Required work: Write the material out again exactly as it stands.

[Data rows start]

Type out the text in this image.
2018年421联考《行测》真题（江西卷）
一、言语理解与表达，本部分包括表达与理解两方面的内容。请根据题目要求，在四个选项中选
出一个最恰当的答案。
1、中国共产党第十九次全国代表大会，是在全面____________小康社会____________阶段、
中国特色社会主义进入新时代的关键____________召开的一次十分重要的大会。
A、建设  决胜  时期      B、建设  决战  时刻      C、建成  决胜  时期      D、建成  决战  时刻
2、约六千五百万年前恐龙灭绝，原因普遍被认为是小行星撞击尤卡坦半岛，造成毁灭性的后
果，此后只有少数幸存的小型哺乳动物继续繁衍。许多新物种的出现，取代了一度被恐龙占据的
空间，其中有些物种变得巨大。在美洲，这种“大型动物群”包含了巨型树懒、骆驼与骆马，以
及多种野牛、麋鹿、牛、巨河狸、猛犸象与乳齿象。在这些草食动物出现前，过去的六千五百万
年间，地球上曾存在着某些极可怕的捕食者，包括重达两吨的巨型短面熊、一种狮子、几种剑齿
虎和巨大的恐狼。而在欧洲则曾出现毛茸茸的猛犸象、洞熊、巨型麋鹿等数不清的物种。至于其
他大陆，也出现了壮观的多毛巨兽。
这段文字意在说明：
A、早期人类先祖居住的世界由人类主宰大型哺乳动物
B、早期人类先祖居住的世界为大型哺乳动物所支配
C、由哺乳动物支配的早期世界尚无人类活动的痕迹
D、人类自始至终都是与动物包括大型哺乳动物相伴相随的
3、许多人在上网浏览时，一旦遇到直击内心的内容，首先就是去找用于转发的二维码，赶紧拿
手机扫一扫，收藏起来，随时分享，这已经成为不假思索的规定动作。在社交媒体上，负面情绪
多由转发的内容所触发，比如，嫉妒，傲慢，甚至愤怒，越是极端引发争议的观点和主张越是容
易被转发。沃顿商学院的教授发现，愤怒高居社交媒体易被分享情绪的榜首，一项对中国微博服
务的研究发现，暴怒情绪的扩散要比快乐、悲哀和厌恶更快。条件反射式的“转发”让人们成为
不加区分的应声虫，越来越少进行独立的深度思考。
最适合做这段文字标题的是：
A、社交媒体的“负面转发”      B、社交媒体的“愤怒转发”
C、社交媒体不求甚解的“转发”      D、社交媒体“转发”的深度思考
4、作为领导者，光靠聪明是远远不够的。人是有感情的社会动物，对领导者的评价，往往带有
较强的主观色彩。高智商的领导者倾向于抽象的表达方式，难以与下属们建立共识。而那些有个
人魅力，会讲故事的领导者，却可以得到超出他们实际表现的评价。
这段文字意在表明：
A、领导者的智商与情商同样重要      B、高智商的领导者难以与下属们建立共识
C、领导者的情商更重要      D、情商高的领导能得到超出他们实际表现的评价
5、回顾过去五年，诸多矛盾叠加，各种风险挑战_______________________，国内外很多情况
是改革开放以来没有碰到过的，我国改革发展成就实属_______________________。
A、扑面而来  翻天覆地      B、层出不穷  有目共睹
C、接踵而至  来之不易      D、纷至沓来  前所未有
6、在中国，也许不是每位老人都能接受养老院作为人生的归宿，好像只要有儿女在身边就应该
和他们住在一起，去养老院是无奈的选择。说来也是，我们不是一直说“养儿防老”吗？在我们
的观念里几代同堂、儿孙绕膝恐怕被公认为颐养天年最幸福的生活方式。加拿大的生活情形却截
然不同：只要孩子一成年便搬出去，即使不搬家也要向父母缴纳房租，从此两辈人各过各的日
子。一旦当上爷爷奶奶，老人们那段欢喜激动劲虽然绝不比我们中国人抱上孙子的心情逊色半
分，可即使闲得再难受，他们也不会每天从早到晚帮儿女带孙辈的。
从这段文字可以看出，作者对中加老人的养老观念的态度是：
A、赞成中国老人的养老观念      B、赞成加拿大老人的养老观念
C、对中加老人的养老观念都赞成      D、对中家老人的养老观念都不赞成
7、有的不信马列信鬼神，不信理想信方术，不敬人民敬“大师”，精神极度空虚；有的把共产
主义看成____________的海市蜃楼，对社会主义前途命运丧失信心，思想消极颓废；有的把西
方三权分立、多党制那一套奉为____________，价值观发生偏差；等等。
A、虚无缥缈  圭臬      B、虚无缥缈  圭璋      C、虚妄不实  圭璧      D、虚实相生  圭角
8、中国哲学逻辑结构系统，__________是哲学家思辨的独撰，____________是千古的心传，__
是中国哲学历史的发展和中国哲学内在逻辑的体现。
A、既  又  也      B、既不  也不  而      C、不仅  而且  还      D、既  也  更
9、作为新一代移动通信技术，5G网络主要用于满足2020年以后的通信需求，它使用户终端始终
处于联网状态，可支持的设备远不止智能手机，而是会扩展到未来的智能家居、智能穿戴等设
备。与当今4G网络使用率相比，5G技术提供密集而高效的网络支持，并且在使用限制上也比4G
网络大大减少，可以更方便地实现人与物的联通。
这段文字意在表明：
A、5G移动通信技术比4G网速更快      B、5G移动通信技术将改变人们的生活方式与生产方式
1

[Data rows end]

Task output:
Type out the text in this image.
2018年421联考《行测》真题（江西卷）
一、言语理解与表达，本部分包括表达与理解两方面的内容。请根据题目要求，在四个选项中选
出一个最恰当的答案。
1、中国共产党第十九次全国代表大会，是在全面____________小康社会____________阶段、
中国特色社会主义进入新时代的关键____________召开的一次十分重要的大会。
A、建设  决胜  时期      B、建设  决战  时刻      C、建成  决胜  时期      D、建成  决战  时刻
2、约六千五百万年前恐龙灭绝，原因普遍被认为是小行星撞击尤卡坦半岛，造成毁灭性的后
果，此后只有少数幸存的小型哺乳动物继续繁衍。许多新物种的出现，取代了一度被恐龙占据的
空间，其中有些物种变得巨大。在美洲，这种“大型动物群”包含了巨型树懒、骆驼与骆马，以
及多种野牛、麋鹿、牛、巨河狸、猛犸象与乳齿象。在这些草食动物出现前，过去的六千五百万
年间，地球上曾存在着某些极可怕的捕食者，包括重达两吨的巨型短面熊、一种狮子、几种剑齿
虎和巨大的恐狼。而在欧洲则曾出现毛茸茸的猛犸象、洞熊、巨型麋鹿等数不清的物种。至于其
他大陆，也出现了壮观的多毛巨兽。
这段文字意在说明：
A、早期人类先祖居住的世界由人类主宰大型哺乳动物
B、早期人类先祖居住的世界为大型哺乳动物所支配
C、由哺乳动物支配的早期世界尚无人类活动的痕迹
D、人类自始至终都是与动物包括大型哺乳动物相伴相随的
3、许多人在上网浏览时，一旦遇到直击内心的内容，首先就是去找用于转发的二维码，赶紧拿
手机扫一扫，收藏起来，随时分享，这已经成为不假思索的规定动作。在社交媒体上，负面情绪
多由转发的内容所触发，比如，嫉妒，傲慢，甚至愤怒，越是极端引发争议的观点和主张越是容
易被转发。沃顿商学院的教授发现，愤怒高居社交媒体易被分享情绪的榜首，一项对中国微博服
务的研究发现，暴怒情绪的扩散要比快乐、悲哀和厌恶更快。条件反射式的“转发”让人们成为
不加区分的应声虫，越来越少进行独立的深度思考。
最适合做这段文字标题的是：
A、社交媒体的“负面转发”      B、社交媒体的“愤怒转发”
C、社交媒体不求甚解的“转发”      D、社交媒体“转发”的深度思考
4、作为领导者，光靠聪明是远远不够的。人是有感情的社会动物，对领导者的评价，往往带有
较强的主观色彩。高智商的领导者倾向于抽象的表达方式，难以与下属们建立共识。而那些有个
人魅力，会讲故事的领导者，却可以得到超出他们实际表现的评价。
这段文字意在表明：
A、领导者的智商与情商同样重要      B、高智商的领导者难以与下属们建立共识
C、领导者的情商更重要      D、情商高的领导能得到超出他们实际表现的评价
5、回顾过去五年，诸多矛盾叠加，各种风险挑战_______________________，国内外很多情况
是改革开放以来没有碰到过的，我国改革发展成就实属_______________________。
A、扑面而来  翻天覆地      B、层出不穷  有目共睹
C、接踵而至  来之不易      D、纷至沓来  前所未有
6、在中国，也许不是每位老人都能接受养老院作为人生的归宿，好像只要有儿女在身边就应该
和他们住在一起，去养老院是无奈的选择。说来也是，我们不是一直说“养儿防老”吗？在我们
的观念里几代同堂、儿孙绕膝恐怕被公认为颐养天年最幸福的生活方式。加拿大的生活情形却截
然不同：只要孩子一成年便搬出去，即使不搬家也要向父母缴纳房租，从此两辈人各过各的日
子。一旦当上爷爷奶奶，老人们那段欢喜激动劲虽然绝不比我们中国人抱上孙子的心情逊色半
分，可即使闲得再难受，他们也不会每天从早到晚帮儿女带孙辈的。
从这段文字可以看出，作者对中加老人的养老观念的态度是：
A、赞成中国老人的养老观念      B、赞成加拿大老人的养老观念
C、对中加老人的养老观念都赞成      D、对中家老人的养老观念都不赞成
7、有的不信马列信鬼神，不信理想信方术，不敬人民敬“大师”，精神极度空虚；有的把共产
主义看成____________的海市蜃楼，对社会主义前途命运丧失信心，思想消极颓废；有的把西
方三权分立、多党制那一套奉为____________，价值观发生偏差；等等。
A、虚无缥缈  圭臬      B、虚无缥缈  圭璋      C、虚妄不实  圭璧      D、虚实相生  圭角
8、中国哲学逻辑结构系统，__________是哲学家思辨的独撰，____________是千古的心传，__
是中国哲学历史的发展和中国哲学内在逻辑的体现。
A、既  又  也      B、既不  也不  而      C、不仅  而且  还      D、既  也  更
9、作为新一代移动通信技术，5G网络主要用于满足2020年以后的通信需求，它使用户终端始终
处于联网状态，可支持的设备远不止智能手机，而是会扩展到未来的智能家居、智能穿戴等设
备。与当今4G网络使用率相比，5G技术提供密集而高效的网络支持，并且在使用限制上也比4G
网络大大减少，可以更方便地实现人与物的联通。
这段文字意在表明：
A、5G移动通信技术比4G网速更快      B、5G移动通信技术将改变人们的生活方式与生产方式
1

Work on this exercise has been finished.